Stated goal
In the material below, find every line with "this" and pull it out.

Records supplied
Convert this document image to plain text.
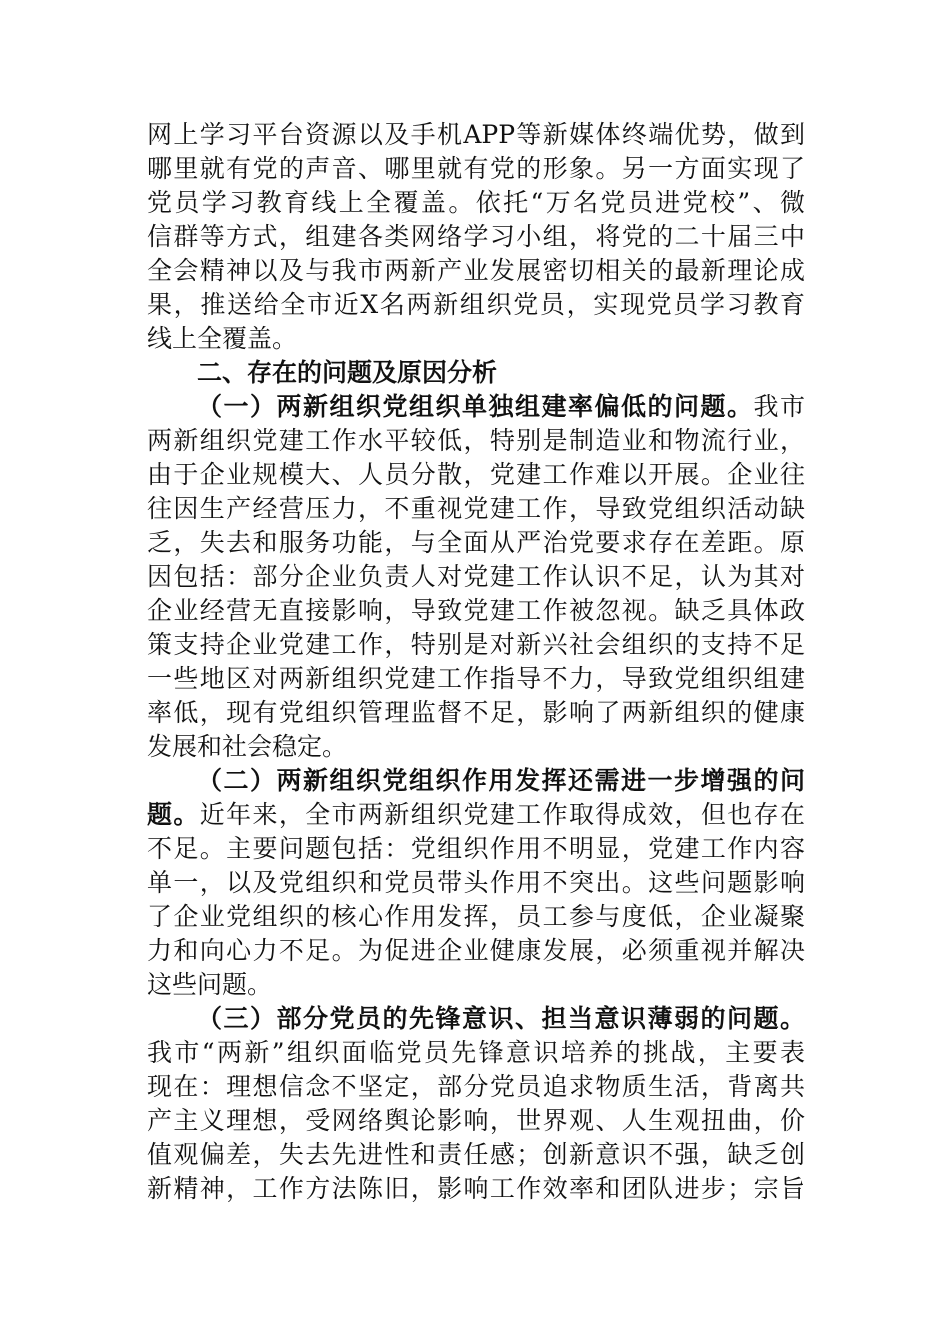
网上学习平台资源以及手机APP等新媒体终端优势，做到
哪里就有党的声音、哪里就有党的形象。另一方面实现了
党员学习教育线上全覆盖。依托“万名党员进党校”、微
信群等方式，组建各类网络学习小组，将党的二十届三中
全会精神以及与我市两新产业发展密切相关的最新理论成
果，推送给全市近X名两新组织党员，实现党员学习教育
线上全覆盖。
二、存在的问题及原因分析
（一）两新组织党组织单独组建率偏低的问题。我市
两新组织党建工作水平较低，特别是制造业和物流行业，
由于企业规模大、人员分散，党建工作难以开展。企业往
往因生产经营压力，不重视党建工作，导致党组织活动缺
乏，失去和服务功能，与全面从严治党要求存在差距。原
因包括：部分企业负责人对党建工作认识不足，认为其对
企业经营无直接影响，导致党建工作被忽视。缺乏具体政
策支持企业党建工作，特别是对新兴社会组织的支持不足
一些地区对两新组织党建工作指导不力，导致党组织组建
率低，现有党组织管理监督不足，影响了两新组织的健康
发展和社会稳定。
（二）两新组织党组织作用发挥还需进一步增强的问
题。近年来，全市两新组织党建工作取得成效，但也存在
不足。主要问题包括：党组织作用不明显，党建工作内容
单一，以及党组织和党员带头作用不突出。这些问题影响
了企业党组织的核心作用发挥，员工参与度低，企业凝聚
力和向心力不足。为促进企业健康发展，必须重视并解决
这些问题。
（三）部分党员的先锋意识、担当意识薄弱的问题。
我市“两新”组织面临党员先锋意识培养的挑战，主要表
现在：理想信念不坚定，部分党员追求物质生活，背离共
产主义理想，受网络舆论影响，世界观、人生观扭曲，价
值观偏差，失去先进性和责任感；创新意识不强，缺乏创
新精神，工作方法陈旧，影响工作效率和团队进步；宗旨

==

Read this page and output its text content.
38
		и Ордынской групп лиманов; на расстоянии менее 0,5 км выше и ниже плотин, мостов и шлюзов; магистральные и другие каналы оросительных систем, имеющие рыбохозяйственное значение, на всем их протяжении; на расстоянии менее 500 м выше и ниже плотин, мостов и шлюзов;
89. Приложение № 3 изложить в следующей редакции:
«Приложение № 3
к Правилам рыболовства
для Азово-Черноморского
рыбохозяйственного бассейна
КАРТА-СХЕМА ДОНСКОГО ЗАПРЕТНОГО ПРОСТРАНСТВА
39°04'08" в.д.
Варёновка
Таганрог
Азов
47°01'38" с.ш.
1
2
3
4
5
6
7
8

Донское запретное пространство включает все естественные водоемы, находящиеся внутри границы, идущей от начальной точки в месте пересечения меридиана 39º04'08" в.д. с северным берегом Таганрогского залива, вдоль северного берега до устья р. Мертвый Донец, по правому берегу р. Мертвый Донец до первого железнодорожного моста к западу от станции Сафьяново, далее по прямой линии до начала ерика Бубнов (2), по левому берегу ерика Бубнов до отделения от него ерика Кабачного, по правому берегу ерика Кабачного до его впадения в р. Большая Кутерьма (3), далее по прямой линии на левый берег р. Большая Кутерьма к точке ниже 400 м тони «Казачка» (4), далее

Final answer
Convert this document image to plain text.
Read this page and output its text content.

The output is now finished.